> EXCERPTED DATA:
=====

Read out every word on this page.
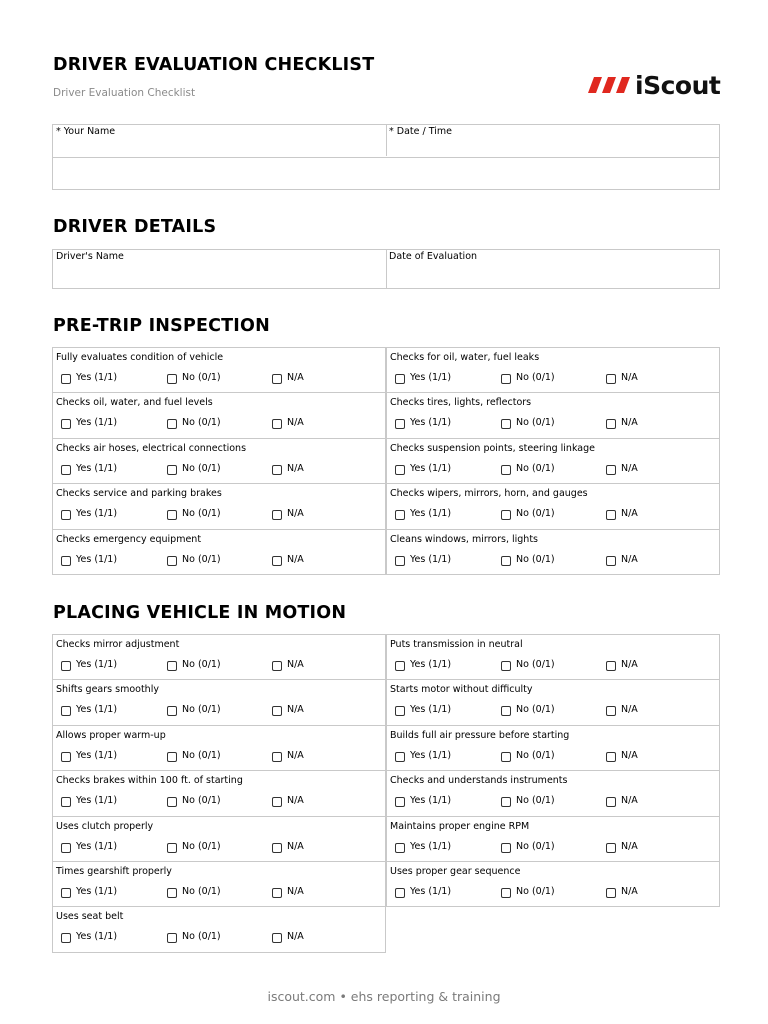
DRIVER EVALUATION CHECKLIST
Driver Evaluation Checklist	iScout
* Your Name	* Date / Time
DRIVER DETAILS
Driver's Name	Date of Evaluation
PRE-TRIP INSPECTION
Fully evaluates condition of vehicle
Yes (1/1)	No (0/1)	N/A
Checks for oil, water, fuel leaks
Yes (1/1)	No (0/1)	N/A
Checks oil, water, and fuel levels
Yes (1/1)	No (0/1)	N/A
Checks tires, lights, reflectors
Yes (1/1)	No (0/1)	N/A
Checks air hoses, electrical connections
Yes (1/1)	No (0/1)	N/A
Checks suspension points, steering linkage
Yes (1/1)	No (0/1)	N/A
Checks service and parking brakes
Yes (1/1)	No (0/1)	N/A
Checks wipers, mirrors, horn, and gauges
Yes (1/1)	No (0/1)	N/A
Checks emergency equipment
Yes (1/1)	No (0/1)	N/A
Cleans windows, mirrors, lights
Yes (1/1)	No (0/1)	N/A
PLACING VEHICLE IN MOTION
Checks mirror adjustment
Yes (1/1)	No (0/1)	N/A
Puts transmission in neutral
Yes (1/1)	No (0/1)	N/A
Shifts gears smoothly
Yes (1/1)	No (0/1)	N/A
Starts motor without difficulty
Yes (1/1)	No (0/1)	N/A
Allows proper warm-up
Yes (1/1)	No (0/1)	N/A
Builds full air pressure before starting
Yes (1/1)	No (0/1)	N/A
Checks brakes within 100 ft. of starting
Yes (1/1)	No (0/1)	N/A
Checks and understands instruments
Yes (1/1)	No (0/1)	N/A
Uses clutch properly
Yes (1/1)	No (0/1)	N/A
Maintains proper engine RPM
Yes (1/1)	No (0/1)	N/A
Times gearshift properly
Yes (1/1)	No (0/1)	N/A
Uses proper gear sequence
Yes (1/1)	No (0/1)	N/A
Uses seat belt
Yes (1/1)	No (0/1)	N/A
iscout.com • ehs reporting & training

=====

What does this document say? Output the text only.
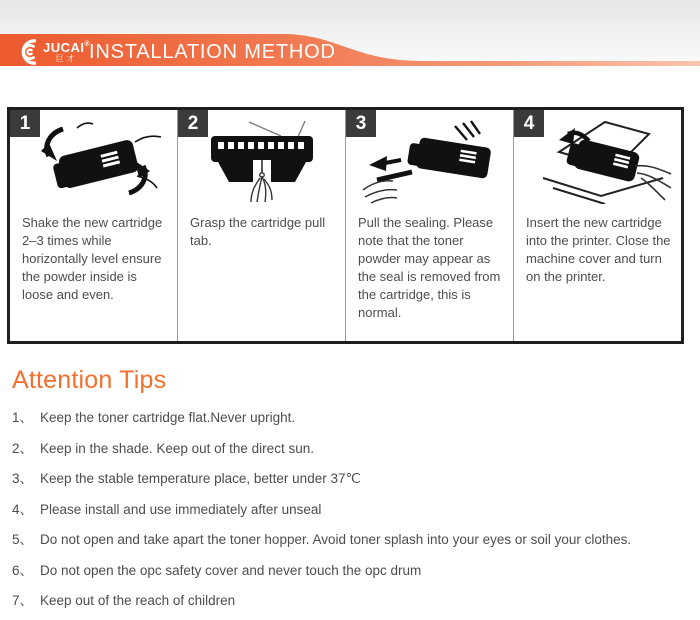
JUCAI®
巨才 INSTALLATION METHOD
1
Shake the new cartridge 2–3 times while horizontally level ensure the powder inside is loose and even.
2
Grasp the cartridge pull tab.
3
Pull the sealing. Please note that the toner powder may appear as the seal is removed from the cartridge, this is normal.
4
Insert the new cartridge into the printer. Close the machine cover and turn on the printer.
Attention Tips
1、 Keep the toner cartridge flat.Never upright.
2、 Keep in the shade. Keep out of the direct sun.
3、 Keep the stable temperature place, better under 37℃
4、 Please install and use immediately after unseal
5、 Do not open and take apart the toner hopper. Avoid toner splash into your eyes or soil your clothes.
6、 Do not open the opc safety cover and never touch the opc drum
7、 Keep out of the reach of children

=====

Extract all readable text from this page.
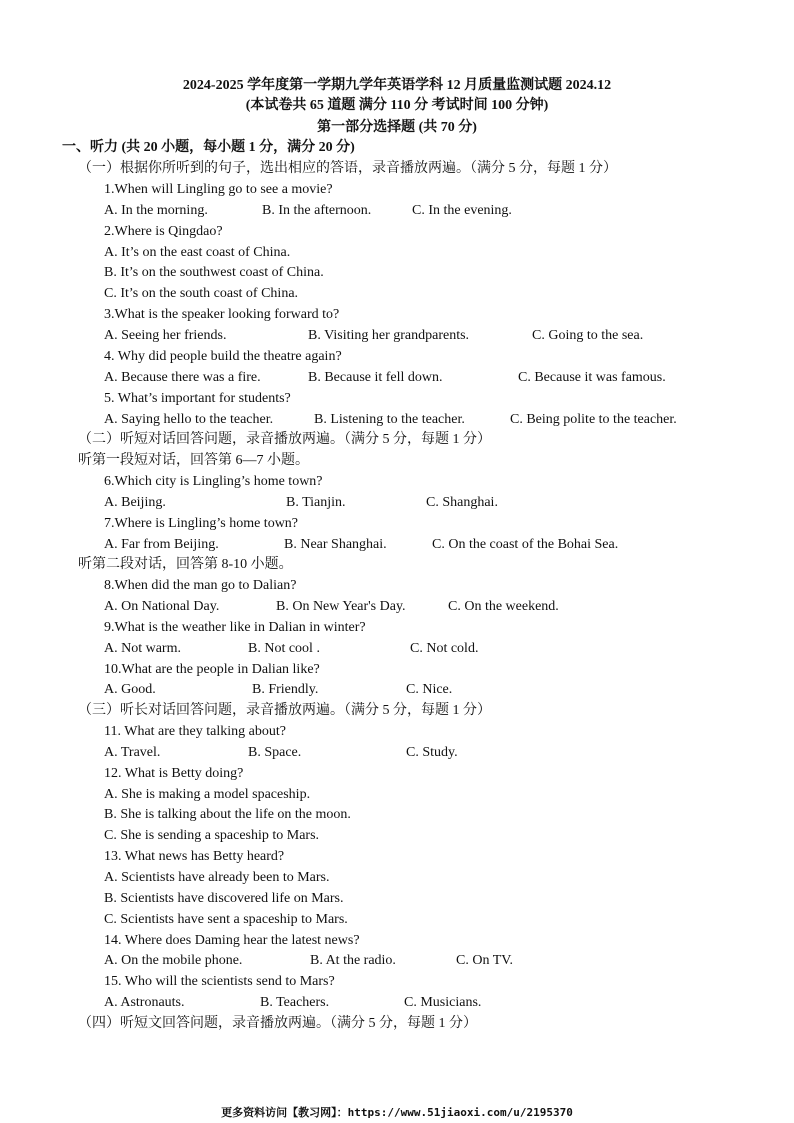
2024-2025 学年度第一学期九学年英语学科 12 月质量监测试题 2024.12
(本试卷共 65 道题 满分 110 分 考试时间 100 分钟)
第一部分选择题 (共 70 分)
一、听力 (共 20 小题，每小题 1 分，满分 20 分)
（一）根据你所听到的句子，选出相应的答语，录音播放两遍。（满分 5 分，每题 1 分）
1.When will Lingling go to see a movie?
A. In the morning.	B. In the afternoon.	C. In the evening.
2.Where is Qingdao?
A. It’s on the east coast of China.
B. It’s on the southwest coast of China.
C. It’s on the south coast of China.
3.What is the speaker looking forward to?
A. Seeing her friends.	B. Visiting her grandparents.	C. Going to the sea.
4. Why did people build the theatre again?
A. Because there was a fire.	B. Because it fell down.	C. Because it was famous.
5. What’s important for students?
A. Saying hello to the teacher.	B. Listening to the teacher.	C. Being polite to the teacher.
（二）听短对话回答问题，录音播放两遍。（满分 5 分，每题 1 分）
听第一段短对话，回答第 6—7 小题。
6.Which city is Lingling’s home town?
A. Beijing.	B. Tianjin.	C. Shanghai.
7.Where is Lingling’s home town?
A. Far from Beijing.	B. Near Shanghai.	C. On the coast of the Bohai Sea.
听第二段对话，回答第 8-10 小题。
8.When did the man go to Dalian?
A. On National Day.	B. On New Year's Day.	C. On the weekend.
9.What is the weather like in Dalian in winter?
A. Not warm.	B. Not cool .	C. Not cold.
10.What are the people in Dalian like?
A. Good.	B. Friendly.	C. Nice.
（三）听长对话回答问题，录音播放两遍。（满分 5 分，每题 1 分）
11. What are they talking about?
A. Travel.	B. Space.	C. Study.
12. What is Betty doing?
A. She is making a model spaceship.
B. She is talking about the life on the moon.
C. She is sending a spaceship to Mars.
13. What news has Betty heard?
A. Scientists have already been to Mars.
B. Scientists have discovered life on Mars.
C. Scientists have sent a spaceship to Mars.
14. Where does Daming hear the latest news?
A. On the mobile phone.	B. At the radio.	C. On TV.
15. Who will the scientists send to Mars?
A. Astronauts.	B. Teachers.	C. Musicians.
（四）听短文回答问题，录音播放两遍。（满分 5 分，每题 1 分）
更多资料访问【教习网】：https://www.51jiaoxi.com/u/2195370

=====

> WHAT IS BEING ASKED:
Say how many lines in the records hold "text", with the number as the whole reply.

> SOLUTION TO THE PROBLEM:
2